## TEXT SECTION

- - -

Why Technology Can Make Higher Education A Reality For Every Student

by Jones David

In recent years, multiple universities have expressed their concern over alarmingly high college dropout rates. A statistic released by ThinkImpact in 2021 revealed that only 41% of university students graduate in 4 years or less. The rest either prolong their college stints or leave their programs altogether. According to several studies, it is not just a singular factor that has caused this but multiple roadblocks that have deemed college as inaccessible, such as economic conditions and high expenses. However, college surveys by the World Economic Forum have revealed that more than a third of college dropouts have expressed an interest in returning and finishing their degree. Fortunately, the pathway to higher education can be within reach in the digital age.

Over the last three years, given the need for digitalization and remote opportunities, academic institutions were forced to adapt and employ digital methods of learning. In our previous article entitled “How Technology Can Help Improve Education”, several ways were outlined in which technology-based educational solutions enhanced students’ learning experience. This includes providing platforms for online engagement and access to valuable lesson modules. When applied at a college level, educational technology can prove to be an extremely useful resource for those who are in pursuit of higher education.

- - -

## RECORDED DATA
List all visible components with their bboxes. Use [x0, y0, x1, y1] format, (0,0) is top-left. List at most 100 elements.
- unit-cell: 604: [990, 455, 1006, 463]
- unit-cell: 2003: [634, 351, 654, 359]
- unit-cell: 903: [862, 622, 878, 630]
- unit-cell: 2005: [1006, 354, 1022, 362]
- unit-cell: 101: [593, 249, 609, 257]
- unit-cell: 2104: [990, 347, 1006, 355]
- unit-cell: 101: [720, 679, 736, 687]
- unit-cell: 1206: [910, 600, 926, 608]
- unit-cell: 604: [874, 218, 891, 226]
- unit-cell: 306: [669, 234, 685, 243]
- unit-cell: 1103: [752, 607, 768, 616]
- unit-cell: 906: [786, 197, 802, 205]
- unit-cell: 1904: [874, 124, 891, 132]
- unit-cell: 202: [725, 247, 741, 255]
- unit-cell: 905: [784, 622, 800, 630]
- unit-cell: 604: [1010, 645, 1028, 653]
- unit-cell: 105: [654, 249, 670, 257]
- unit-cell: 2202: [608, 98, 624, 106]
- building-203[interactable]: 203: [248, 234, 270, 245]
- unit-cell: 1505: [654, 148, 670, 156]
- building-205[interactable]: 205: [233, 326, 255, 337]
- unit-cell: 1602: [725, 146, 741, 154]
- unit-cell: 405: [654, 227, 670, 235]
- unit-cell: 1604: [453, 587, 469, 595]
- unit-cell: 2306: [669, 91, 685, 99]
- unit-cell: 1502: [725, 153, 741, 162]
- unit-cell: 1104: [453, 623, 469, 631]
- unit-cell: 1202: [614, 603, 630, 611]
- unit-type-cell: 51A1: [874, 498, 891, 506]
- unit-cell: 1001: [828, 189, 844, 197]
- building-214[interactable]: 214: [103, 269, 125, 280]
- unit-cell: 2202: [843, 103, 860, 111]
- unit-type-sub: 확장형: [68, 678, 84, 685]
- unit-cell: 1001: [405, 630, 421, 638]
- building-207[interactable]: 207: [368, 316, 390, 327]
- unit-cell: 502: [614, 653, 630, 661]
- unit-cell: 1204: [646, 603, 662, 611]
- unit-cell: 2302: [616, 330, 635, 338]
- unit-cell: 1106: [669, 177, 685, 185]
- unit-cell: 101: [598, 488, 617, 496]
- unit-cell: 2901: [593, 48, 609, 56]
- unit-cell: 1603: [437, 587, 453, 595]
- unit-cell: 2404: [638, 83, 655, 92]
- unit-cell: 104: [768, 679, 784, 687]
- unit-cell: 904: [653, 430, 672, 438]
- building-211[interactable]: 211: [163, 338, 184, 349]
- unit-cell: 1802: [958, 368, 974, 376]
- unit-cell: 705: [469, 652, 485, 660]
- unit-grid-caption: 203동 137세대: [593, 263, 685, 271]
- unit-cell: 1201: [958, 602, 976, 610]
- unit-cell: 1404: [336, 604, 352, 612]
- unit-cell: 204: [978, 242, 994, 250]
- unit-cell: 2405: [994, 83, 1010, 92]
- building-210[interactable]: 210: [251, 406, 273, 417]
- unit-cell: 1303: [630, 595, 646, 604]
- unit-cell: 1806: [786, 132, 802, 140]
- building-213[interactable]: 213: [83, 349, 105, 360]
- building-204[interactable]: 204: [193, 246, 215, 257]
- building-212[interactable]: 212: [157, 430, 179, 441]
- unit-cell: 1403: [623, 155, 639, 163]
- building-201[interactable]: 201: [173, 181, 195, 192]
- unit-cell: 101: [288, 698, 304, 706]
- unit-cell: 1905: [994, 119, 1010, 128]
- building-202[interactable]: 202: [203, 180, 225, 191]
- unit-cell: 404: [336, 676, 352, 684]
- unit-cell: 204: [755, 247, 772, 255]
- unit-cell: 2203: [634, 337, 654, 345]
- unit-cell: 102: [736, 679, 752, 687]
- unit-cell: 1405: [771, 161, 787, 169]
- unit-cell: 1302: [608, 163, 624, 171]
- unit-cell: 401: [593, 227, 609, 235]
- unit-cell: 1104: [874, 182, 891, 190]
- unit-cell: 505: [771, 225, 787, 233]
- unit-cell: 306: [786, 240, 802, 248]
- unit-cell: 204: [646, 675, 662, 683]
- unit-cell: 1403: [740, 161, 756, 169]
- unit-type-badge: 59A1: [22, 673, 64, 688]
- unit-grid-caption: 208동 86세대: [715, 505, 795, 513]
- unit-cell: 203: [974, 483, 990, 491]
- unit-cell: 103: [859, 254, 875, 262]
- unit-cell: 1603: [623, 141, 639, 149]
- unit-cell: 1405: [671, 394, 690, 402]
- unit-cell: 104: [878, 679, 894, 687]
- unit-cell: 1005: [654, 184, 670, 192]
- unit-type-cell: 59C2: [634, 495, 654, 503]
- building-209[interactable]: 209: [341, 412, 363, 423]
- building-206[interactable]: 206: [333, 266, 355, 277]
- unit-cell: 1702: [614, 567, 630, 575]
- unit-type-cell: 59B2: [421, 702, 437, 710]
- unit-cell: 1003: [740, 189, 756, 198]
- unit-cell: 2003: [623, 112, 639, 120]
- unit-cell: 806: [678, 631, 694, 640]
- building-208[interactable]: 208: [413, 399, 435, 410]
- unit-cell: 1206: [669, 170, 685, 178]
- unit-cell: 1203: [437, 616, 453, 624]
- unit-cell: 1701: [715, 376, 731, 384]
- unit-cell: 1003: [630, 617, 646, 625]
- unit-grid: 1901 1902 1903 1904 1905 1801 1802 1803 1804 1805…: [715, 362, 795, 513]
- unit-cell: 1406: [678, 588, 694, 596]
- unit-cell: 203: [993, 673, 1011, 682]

- - -

## EXERCISE PROMPT
Write out the article on technology and higher education word for word, from "Why Technology Can" up to and including "the digital age.".

## PROBLEM SOLUTION
Why Technology Can Make Higher Education A Reality For Every Student

by Jones David

In recent years, multiple universities have expressed their concern over alarmingly high college dropout rates. A statistic released by ThinkImpact in 2021 revealed that only 41% of university students graduate in 4 years or less. The rest either prolong their college stints or leave their programs altogether. According to several studies, it is not just a singular factor that has caused this but multiple roadblocks that have deemed college as inaccessible, such as economic conditions and high expenses. However, college surveys by the World Economic Forum have revealed that more than a third of college dropouts have expressed an interest in returning and finishing their degree. Fortunately, the pathway to higher education can be within reach in the digital age.